## What you should do:
Restate the full set of records exactly, word for word.

## Stored rows:
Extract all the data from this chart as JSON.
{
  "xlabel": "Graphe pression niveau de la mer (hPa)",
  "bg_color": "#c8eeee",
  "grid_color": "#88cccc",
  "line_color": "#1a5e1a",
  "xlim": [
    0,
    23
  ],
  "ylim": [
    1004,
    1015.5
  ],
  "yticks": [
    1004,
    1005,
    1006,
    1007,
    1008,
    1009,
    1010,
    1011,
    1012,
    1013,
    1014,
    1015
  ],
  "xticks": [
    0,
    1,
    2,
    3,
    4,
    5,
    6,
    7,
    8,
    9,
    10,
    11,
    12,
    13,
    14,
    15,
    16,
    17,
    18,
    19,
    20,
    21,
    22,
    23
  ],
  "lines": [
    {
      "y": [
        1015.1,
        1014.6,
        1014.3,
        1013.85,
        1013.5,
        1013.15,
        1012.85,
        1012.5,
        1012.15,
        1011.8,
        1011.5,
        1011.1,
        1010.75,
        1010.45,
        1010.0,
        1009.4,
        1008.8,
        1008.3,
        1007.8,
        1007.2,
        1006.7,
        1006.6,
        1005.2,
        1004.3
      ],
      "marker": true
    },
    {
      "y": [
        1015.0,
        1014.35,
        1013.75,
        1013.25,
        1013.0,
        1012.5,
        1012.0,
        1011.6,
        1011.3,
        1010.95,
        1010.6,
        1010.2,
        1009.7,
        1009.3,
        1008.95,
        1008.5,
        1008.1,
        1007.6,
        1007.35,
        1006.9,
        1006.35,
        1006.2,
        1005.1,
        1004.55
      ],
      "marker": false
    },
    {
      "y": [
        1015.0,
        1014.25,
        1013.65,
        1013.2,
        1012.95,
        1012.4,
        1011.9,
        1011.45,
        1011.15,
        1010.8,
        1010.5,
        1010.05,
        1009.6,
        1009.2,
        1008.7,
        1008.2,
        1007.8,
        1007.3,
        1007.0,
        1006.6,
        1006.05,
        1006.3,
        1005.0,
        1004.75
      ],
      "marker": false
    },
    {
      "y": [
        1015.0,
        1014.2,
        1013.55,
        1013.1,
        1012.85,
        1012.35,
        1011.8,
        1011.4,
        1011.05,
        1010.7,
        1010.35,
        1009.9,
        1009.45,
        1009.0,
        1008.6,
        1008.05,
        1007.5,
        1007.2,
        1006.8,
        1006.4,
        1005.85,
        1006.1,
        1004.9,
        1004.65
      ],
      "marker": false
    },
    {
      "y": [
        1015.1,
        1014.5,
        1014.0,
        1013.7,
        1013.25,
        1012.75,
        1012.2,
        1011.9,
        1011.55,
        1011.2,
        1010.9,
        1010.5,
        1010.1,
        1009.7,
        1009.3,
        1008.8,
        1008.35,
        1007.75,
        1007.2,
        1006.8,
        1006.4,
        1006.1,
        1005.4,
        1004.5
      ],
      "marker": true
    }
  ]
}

## Task solution:
Extract all the data from this chart as JSON.
{
  "xlabel": "Graphe pression niveau de la mer (hPa)",
  "bg_color": "#c8eeee",
  "grid_color": "#88cccc",
  "line_color": "#1a5e1a",
  "xlim": [
    0,
    23
  ],
  "ylim": [
    1004,
    1015.5
  ],
  "yticks": [
    1004,
    1005,
    1006,
    1007,
    1008,
    1009,
    1010,
    1011,
    1012,
    1013,
    1014,
    1015
  ],
  "xticks": [
    0,
    1,
    2,
    3,
    4,
    5,
    6,
    7,
    8,
    9,
    10,
    11,
    12,
    13,
    14,
    15,
    16,
    17,
    18,
    19,
    20,
    21,
    22,
    23
  ],
  "lines": [
    {
      "y": [
        1015.1,
        1014.6,
        1014.3,
        1013.85,
        1013.5,
        1013.15,
        1012.85,
        1012.5,
        1012.15,
        1011.8,
        1011.5,
        1011.1,
        1010.75,
        1010.45,
        1010.0,
        1009.4,
        1008.8,
        1008.3,
        1007.8,
        1007.2,
        1006.7,
        1006.6,
        1005.2,
        1004.3
      ],
      "marker": true
    },
    {
      "y": [
        1015.0,
        1014.35,
        1013.75,
        1013.25,
        1013.0,
        1012.5,
        1012.0,
        1011.6,
        1011.3,
        1010.95,
        1010.6,
        1010.2,
        1009.7,
        1009.3,
        1008.95,
        1008.5,
        1008.1,
        1007.6,
        1007.35,
        1006.9,
        1006.35,
        1006.2,
        1005.1,
        1004.55
      ],
      "marker": false
    },
    {
      "y": [
        1015.0,
        1014.25,
        1013.65,
        1013.2,
        1012.95,
        1012.4,
        1011.9,
        1011.45,
        1011.15,
        1010.8,
        1010.5,
        1010.05,
        1009.6,
        1009.2,
        1008.7,
        1008.2,
        1007.8,
        1007.3,
        1007.0,
        1006.6,
        1006.05,
        1006.3,
        1005.0,
        1004.75
      ],
      "marker": false
    },
    {
      "y": [
        1015.0,
        1014.2,
        1013.55,
        1013.1,
        1012.85,
        1012.35,
        1011.8,
        1011.4,
        1011.05,
        1010.7,
        1010.35,
        1009.9,
        1009.45,
        1009.0,
        1008.6,
        1008.05,
        1007.5,
        1007.2,
        1006.8,
        1006.4,
        1005.85,
        1006.1,
        1004.9,
        1004.65
      ],
      "marker": false
    },
    {
      "y": [
        1015.1,
        1014.5,
        1014.0,
        1013.7,
        1013.25,
        1012.75,
        1012.2,
        1011.9,
        1011.55,
        1011.2,
        1010.9,
        1010.5,
        1010.1,
        1009.7,
        1009.3,
        1008.8,
        1008.35,
        1007.75,
        1007.2,
        1006.8,
        1006.4,
        1006.1,
        1005.4,
        1004.5
      ],
      "marker": true
    }
  ]
}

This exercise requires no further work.